--- Written problem ---
All entries should be output exactly as they stand.

______

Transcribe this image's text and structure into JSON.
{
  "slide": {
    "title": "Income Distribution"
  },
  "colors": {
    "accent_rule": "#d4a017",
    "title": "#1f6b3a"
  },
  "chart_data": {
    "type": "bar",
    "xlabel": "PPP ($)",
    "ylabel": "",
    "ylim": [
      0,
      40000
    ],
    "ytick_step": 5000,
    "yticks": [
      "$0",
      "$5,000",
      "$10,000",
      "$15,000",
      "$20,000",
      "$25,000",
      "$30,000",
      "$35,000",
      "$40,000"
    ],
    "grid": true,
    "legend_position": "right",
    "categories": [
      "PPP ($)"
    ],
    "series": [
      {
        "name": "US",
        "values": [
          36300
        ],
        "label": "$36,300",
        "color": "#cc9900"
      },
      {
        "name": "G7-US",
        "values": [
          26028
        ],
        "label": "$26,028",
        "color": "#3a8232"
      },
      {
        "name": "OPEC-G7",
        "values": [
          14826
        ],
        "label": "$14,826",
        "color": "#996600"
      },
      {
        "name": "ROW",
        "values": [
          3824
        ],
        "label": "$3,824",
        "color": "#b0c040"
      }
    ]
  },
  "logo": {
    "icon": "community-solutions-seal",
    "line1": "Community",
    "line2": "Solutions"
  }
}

______

--- The solution ---
Transcribe this image's text and structure into JSON.
{
  "slide": {
    "title": "Income Distribution"
  },
  "colors": {
    "accent_rule": "#d4a017",
    "title": "#1f6b3a"
  },
  "chart_data": {
    "type": "bar",
    "xlabel": "PPP ($)",
    "ylabel": "",
    "ylim": [
      0,
      40000
    ],
    "ytick_step": 5000,
    "yticks": [
      "$0",
      "$5,000",
      "$10,000",
      "$15,000",
      "$20,000",
      "$25,000",
      "$30,000",
      "$35,000",
      "$40,000"
    ],
    "grid": true,
    "legend_position": "right",
    "categories": [
      "PPP ($)"
    ],
    "series": [
      {
        "name": "US",
        "values": [
          36300
        ],
        "label": "$36,300",
        "color": "#cc9900"
      },
      {
        "name": "G7-US",
        "values": [
          26028
        ],
        "label": "$26,028",
        "color": "#3a8232"
      },
      {
        "name": "OPEC-G7",
        "values": [
          14826
        ],
        "label": "$14,826",
        "color": "#996600"
      },
      {
        "name": "ROW",
        "values": [
          3824
        ],
        "label": "$3,824",
        "color": "#b0c040"
      }
    ]
  },
  "logo": {
    "icon": "community-solutions-seal",
    "line1": "Community",
    "line2": "Solutions"
  }
}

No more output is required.